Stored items
>> BEGIN
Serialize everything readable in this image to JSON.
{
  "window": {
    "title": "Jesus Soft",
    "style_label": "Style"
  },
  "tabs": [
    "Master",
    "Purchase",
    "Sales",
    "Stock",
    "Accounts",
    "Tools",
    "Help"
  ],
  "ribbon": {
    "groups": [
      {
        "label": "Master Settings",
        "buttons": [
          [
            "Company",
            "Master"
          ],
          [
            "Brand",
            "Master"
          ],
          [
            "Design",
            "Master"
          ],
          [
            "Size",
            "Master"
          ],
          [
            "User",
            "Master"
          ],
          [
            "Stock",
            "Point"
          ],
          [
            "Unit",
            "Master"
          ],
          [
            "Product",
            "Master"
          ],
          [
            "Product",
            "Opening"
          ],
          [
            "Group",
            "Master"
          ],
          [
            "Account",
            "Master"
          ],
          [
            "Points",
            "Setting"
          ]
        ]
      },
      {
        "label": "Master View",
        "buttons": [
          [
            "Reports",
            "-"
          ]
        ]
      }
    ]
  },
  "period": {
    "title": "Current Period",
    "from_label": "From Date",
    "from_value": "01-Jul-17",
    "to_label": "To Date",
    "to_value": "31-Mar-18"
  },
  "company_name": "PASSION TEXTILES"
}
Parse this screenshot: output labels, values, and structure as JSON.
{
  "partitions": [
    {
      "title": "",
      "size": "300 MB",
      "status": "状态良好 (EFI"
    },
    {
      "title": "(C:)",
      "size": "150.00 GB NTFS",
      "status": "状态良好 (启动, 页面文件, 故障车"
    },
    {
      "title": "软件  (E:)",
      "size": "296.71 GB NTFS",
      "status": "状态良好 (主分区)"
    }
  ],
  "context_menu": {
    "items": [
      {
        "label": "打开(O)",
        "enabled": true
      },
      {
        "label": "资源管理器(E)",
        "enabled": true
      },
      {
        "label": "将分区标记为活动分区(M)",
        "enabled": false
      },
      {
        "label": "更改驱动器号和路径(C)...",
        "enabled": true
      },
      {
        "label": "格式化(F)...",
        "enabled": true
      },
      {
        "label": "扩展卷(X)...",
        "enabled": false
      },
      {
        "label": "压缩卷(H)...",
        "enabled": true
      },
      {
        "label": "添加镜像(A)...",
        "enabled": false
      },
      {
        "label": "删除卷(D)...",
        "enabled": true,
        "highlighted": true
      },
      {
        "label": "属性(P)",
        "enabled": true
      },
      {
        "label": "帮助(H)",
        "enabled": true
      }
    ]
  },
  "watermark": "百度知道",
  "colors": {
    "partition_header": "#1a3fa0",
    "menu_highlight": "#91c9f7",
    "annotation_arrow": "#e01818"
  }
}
>> END
## Goal
Every line above needs to be retyped exactly.

## Response to the task
Serialize everything readable in this image to JSON.
{
  "window": {
    "title": "Jesus Soft",
    "style_label": "Style"
  },
  "tabs": [
    "Master",
    "Purchase",
    "Sales",
    "Stock",
    "Accounts",
    "Tools",
    "Help"
  ],
  "ribbon": {
    "groups": [
      {
        "label": "Master Settings",
        "buttons": [
          [
            "Company",
            "Master"
          ],
          [
            "Brand",
            "Master"
          ],
          [
            "Design",
            "Master"
          ],
          [
            "Size",
            "Master"
          ],
          [
            "User",
            "Master"
          ],
          [
            "Stock",
            "Point"
          ],
          [
            "Unit",
            "Master"
          ],
          [
            "Product",
            "Master"
          ],
          [
            "Product",
            "Opening"
          ],
          [
            "Group",
            "Master"
          ],
          [
            "Account",
            "Master"
          ],
          [
            "Points",
            "Setting"
          ]
        ]
      },
      {
        "label": "Master View",
        "buttons": [
          [
            "Reports",
            "-"
          ]
        ]
      }
    ]
  },
  "period": {
    "title": "Current Period",
    "from_label": "From Date",
    "from_value": "01-Jul-17",
    "to_label": "To Date",
    "to_value": "31-Mar-18"
  },
  "company_name": "PASSION TEXTILES"
}
Parse this screenshot: output labels, values, and structure as JSON.
{
  "partitions": [
    {
      "title": "",
      "size": "300 MB",
      "status": "状态良好 (EFI"
    },
    {
      "title": "(C:)",
      "size": "150.00 GB NTFS",
      "status": "状态良好 (启动, 页面文件, 故障车"
    },
    {
      "title": "软件  (E:)",
      "size": "296.71 GB NTFS",
      "status": "状态良好 (主分区)"
    }
  ],
  "context_menu": {
    "items": [
      {
        "label": "打开(O)",
        "enabled": true
      },
      {
        "label": "资源管理器(E)",
        "enabled": true
      },
      {
        "label": "将分区标记为活动分区(M)",
        "enabled": false
      },
      {
        "label": "更改驱动器号和路径(C)...",
        "enabled": true
      },
      {
        "label": "格式化(F)...",
        "enabled": true
      },
      {
        "label": "扩展卷(X)...",
        "enabled": false
      },
      {
        "label": "压缩卷(H)...",
        "enabled": true
      },
      {
        "label": "添加镜像(A)...",
        "enabled": false
      },
      {
        "label": "删除卷(D)...",
        "enabled": true,
        "highlighted": true
      },
      {
        "label": "属性(P)",
        "enabled": true
      },
      {
        "label": "帮助(H)",
        "enabled": true
      }
    ]
  },
  "watermark": "百度知道",
  "colors": {
    "partition_header": "#1a3fa0",
    "menu_highlight": "#91c9f7",
    "annotation_arrow": "#e01818"
  }
}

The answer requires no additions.